• **PROVIDED DATA**
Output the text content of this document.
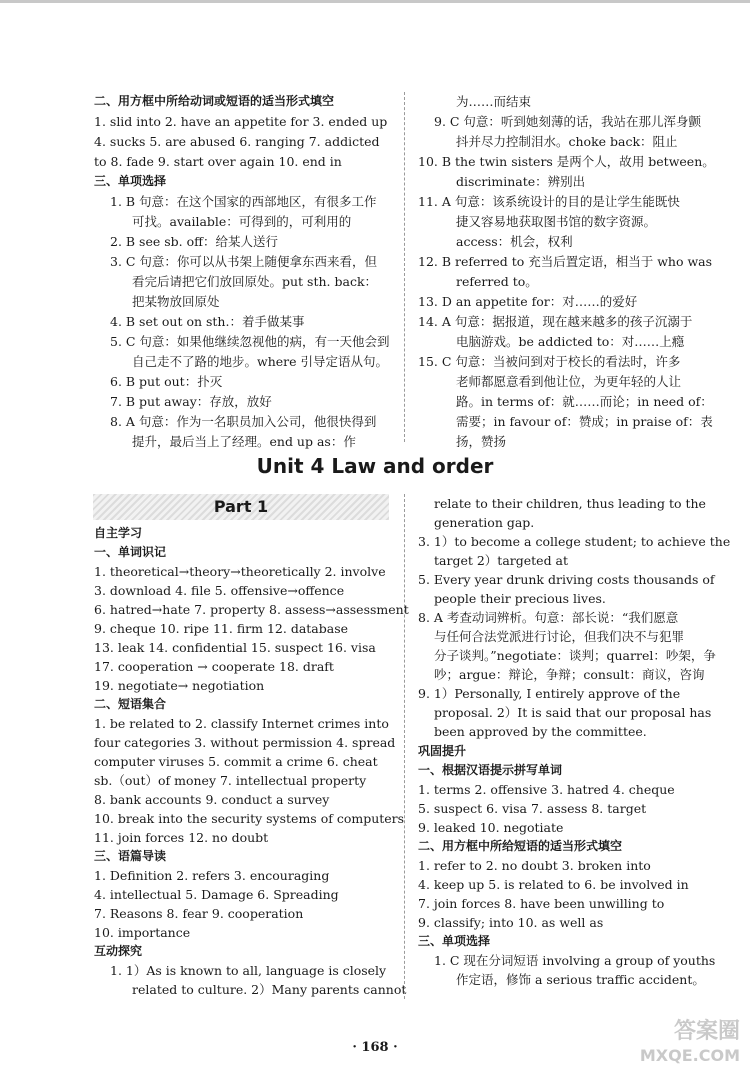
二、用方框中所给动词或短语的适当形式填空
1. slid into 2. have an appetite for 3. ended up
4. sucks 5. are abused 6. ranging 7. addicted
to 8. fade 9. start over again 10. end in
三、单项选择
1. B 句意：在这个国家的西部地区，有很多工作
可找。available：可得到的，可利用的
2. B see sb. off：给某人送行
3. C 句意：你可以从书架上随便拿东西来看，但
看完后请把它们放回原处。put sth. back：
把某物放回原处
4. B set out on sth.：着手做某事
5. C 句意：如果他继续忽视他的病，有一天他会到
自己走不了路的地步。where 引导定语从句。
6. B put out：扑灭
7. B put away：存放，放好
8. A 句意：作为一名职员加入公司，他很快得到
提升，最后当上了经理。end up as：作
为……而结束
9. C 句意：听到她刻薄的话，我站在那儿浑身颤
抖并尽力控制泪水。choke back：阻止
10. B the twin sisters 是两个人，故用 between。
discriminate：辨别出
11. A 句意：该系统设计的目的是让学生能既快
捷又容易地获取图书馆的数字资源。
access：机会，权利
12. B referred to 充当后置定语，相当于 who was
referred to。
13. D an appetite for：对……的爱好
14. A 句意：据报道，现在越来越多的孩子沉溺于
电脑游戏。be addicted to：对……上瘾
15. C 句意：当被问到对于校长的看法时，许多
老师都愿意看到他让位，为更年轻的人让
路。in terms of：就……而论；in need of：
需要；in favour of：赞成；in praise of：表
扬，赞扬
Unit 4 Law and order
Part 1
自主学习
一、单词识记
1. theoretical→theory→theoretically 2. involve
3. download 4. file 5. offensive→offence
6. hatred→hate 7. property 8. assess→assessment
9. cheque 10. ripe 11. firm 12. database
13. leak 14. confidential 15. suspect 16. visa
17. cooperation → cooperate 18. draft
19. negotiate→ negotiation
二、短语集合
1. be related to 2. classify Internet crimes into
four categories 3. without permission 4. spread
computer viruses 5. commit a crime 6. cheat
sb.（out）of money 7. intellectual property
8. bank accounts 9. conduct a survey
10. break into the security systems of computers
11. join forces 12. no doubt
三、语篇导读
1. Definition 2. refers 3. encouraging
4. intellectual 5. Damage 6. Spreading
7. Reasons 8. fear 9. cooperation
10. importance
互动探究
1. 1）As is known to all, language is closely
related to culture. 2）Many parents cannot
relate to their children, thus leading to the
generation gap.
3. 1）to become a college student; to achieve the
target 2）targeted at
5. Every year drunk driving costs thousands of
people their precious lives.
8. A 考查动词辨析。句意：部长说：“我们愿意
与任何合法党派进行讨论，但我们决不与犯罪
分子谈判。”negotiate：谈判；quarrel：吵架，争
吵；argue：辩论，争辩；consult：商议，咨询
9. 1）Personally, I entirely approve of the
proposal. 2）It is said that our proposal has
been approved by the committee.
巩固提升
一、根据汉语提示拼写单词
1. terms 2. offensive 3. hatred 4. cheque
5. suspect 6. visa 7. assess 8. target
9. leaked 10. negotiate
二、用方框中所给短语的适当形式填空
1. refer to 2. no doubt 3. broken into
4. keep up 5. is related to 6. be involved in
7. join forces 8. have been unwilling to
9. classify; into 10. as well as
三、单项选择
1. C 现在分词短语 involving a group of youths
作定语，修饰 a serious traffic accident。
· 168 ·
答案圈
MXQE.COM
==
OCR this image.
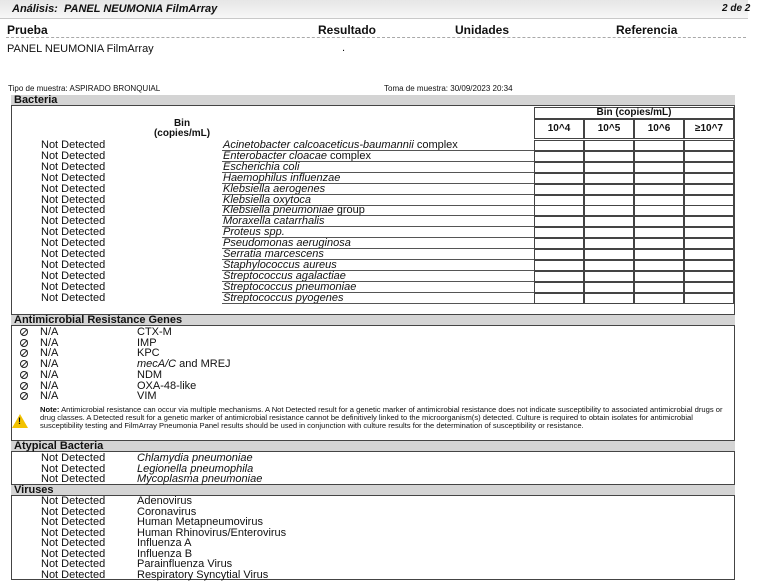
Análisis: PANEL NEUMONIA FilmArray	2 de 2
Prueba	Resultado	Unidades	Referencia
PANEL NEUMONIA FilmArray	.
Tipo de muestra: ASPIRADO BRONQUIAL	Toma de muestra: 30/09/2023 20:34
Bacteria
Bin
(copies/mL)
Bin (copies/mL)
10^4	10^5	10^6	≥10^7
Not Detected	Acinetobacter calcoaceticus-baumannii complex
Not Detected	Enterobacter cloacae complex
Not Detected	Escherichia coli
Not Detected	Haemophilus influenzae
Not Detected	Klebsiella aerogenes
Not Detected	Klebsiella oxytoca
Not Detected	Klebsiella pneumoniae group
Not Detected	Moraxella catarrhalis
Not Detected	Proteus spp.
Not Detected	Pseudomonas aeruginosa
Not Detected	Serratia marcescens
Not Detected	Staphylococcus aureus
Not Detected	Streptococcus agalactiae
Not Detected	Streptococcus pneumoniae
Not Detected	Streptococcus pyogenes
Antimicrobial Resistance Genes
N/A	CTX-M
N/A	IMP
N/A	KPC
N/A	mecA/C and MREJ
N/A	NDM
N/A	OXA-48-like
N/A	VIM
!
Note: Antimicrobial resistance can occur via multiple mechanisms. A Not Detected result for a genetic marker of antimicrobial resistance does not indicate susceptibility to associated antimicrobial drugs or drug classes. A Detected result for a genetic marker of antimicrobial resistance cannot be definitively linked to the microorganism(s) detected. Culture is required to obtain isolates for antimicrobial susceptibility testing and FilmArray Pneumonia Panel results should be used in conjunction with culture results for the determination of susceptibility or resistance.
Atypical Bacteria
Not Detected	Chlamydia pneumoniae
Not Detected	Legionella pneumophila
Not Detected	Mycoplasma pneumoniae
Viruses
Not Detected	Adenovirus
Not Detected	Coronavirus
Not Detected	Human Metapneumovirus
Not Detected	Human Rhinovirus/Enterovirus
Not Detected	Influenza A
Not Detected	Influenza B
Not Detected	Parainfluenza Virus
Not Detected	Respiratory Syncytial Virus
...
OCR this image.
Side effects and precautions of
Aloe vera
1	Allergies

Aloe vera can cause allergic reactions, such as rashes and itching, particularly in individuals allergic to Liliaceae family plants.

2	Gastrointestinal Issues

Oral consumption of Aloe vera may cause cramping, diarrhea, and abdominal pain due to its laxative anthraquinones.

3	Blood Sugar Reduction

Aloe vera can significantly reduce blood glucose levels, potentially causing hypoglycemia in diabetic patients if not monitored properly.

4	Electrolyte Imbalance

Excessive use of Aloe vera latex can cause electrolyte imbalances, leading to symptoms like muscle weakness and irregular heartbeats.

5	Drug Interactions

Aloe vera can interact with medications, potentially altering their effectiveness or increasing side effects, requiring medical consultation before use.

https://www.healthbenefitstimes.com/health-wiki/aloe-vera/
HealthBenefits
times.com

• **WORK TO BE COMPLETED**
Search the data for the string "doubt" and copy every line where it appears.

• **TASK SOLUTION**
11. join forces 12. no doubt
1. refer to 2. no doubt 3. broken into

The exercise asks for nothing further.